Make an exact copy of the lines, leaving the pictures out.

-- Start Given records --

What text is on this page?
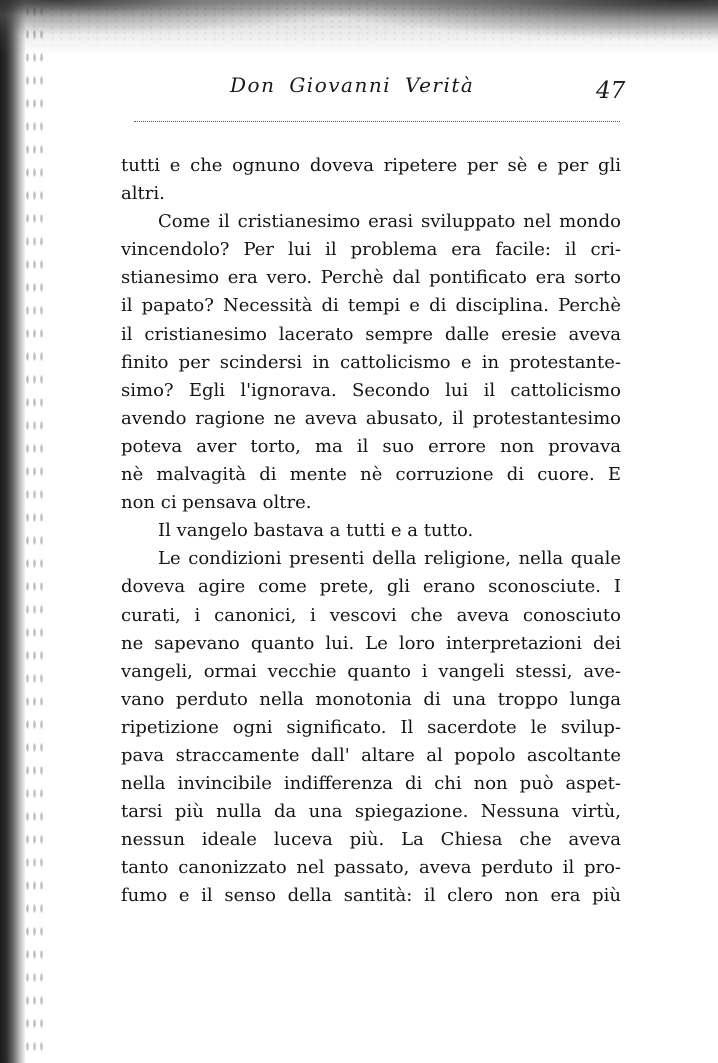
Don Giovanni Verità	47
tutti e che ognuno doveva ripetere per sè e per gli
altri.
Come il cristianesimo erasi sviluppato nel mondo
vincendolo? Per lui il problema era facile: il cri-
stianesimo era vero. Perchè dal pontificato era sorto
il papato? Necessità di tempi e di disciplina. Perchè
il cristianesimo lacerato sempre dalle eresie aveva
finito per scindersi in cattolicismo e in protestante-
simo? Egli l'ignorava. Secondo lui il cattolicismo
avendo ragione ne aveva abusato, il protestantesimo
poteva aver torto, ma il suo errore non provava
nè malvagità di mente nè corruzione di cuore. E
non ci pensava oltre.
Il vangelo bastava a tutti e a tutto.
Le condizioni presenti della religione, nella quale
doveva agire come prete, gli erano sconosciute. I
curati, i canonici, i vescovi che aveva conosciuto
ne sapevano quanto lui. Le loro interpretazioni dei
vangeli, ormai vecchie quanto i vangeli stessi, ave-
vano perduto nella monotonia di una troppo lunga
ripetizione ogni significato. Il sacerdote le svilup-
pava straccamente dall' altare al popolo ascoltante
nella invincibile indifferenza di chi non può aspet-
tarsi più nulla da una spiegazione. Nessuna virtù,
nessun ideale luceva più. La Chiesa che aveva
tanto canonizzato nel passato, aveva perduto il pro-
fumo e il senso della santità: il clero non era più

-- End Given records --

▸ Written reply:
What text is on this page?
Don Giovanni Verità	47
tutti e che ognuno doveva ripetere per sè e per gli
altri.
Come il cristianesimo erasi sviluppato nel mondo
vincendolo? Per lui il problema era facile: il cri-
stianesimo era vero. Perchè dal pontificato era sorto
il papato? Necessità di tempi e di disciplina. Perchè
il cristianesimo lacerato sempre dalle eresie aveva
finito per scindersi in cattolicismo e in protestante-
simo? Egli l'ignorava. Secondo lui il cattolicismo
avendo ragione ne aveva abusato, il protestantesimo
poteva aver torto, ma il suo errore non provava
nè malvagità di mente nè corruzione di cuore. E
non ci pensava oltre.
Il vangelo bastava a tutti e a tutto.
Le condizioni presenti della religione, nella quale
doveva agire come prete, gli erano sconosciute. I
curati, i canonici, i vescovi che aveva conosciuto
ne sapevano quanto lui. Le loro interpretazioni dei
vangeli, ormai vecchie quanto i vangeli stessi, ave-
vano perduto nella monotonia di una troppo lunga
ripetizione ogni significato. Il sacerdote le svilup-
pava straccamente dall' altare al popolo ascoltante
nella invincibile indifferenza di chi non può aspet-
tarsi più nulla da una spiegazione. Nessuna virtù,
nessun ideale luceva più. La Chiesa che aveva
tanto canonizzato nel passato, aveva perduto il pro-
fumo e il senso della santità: il clero non era più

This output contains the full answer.